[PROBLEM DETAILS]: Quote the whole listing word for word, please.

[STORED DATA]:
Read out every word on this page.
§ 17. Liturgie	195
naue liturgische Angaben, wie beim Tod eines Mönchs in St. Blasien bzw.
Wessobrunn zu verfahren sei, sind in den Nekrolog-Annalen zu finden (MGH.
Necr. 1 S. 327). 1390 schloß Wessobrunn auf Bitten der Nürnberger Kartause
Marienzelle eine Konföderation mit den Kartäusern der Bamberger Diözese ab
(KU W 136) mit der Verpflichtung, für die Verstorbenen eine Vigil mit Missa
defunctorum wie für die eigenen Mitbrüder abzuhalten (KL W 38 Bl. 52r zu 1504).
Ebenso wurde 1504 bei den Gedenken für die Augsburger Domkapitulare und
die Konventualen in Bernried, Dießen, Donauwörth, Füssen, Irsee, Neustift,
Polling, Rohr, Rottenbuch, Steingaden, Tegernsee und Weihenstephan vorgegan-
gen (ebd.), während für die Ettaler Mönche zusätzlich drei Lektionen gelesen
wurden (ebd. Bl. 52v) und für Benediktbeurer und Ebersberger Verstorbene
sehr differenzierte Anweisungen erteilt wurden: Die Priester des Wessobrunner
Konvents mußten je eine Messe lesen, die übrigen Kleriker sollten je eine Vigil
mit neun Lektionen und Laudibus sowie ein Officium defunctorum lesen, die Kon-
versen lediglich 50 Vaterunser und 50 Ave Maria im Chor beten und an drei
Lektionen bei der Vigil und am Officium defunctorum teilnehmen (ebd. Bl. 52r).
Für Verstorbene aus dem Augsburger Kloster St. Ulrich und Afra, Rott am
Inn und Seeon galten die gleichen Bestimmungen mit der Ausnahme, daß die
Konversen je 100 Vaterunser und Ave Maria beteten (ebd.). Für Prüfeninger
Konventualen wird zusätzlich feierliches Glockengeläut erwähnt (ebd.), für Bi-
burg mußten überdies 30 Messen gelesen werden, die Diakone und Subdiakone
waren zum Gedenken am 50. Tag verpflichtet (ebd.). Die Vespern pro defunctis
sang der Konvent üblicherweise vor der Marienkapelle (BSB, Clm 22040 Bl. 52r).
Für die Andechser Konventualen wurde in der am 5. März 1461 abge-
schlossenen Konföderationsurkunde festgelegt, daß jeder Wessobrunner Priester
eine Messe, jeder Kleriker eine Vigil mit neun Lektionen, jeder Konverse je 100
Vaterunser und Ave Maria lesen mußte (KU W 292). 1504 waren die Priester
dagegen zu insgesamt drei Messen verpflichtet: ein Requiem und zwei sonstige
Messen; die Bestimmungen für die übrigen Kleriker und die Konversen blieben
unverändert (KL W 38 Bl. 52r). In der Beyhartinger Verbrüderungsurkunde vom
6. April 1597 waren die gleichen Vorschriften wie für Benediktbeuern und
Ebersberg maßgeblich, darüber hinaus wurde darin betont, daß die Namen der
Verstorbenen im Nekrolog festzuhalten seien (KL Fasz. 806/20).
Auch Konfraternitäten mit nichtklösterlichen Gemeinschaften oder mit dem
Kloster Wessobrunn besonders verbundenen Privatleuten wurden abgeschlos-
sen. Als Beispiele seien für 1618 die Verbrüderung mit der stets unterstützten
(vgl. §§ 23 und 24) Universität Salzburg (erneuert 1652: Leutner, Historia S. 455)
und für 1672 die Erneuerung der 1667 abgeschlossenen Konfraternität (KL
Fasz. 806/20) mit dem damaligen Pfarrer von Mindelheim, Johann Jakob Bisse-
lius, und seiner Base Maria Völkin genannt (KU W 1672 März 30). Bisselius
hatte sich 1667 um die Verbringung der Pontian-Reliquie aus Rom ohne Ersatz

[FINISHED ANSWER]:
Read out every word on this page.
§ 17. Liturgie	195
naue liturgische Angaben, wie beim Tod eines Mönchs in St. Blasien bzw.
Wessobrunn zu verfahren sei, sind in den Nekrolog-Annalen zu finden (MGH.
Necr. 1 S. 327). 1390 schloß Wessobrunn auf Bitten der Nürnberger Kartause
Marienzelle eine Konföderation mit den Kartäusern der Bamberger Diözese ab
(KU W 136) mit der Verpflichtung, für die Verstorbenen eine Vigil mit Missa
defunctorum wie für die eigenen Mitbrüder abzuhalten (KL W 38 Bl. 52r zu 1504).
Ebenso wurde 1504 bei den Gedenken für die Augsburger Domkapitulare und
die Konventualen in Bernried, Dießen, Donauwörth, Füssen, Irsee, Neustift,
Polling, Rohr, Rottenbuch, Steingaden, Tegernsee und Weihenstephan vorgegan-
gen (ebd.), während für die Ettaler Mönche zusätzlich drei Lektionen gelesen
wurden (ebd. Bl. 52v) und für Benediktbeurer und Ebersberger Verstorbene
sehr differenzierte Anweisungen erteilt wurden: Die Priester des Wessobrunner
Konvents mußten je eine Messe lesen, die übrigen Kleriker sollten je eine Vigil
mit neun Lektionen und Laudibus sowie ein Officium defunctorum lesen, die Kon-
versen lediglich 50 Vaterunser und 50 Ave Maria im Chor beten und an drei
Lektionen bei der Vigil und am Officium defunctorum teilnehmen (ebd. Bl. 52r).
Für Verstorbene aus dem Augsburger Kloster St. Ulrich und Afra, Rott am
Inn und Seeon galten die gleichen Bestimmungen mit der Ausnahme, daß die
Konversen je 100 Vaterunser und Ave Maria beteten (ebd.). Für Prüfeninger
Konventualen wird zusätzlich feierliches Glockengeläut erwähnt (ebd.), für Bi-
burg mußten überdies 30 Messen gelesen werden, die Diakone und Subdiakone
waren zum Gedenken am 50. Tag verpflichtet (ebd.). Die Vespern pro defunctis
sang der Konvent üblicherweise vor der Marienkapelle (BSB, Clm 22040 Bl. 52r).
Für die Andechser Konventualen wurde in der am 5. März 1461 abge-
schlossenen Konföderationsurkunde festgelegt, daß jeder Wessobrunner Priester
eine Messe, jeder Kleriker eine Vigil mit neun Lektionen, jeder Konverse je 100
Vaterunser und Ave Maria lesen mußte (KU W 292). 1504 waren die Priester
dagegen zu insgesamt drei Messen verpflichtet: ein Requiem und zwei sonstige
Messen; die Bestimmungen für die übrigen Kleriker und die Konversen blieben
unverändert (KL W 38 Bl. 52r). In der Beyhartinger Verbrüderungsurkunde vom
6. April 1597 waren die gleichen Vorschriften wie für Benediktbeuern und
Ebersberg maßgeblich, darüber hinaus wurde darin betont, daß die Namen der
Verstorbenen im Nekrolog festzuhalten seien (KL Fasz. 806/20).
Auch Konfraternitäten mit nichtklösterlichen Gemeinschaften oder mit dem
Kloster Wessobrunn besonders verbundenen Privatleuten wurden abgeschlos-
sen. Als Beispiele seien für 1618 die Verbrüderung mit der stets unterstützten
(vgl. §§ 23 und 24) Universität Salzburg (erneuert 1652: Leutner, Historia S. 455)
und für 1672 die Erneuerung der 1667 abgeschlossenen Konfraternität (KL
Fasz. 806/20) mit dem damaligen Pfarrer von Mindelheim, Johann Jakob Bisse-
lius, und seiner Base Maria Völkin genannt (KU W 1672 März 30). Bisselius
hatte sich 1667 um die Verbringung der Pontian-Reliquie aus Rom ohne Ersatz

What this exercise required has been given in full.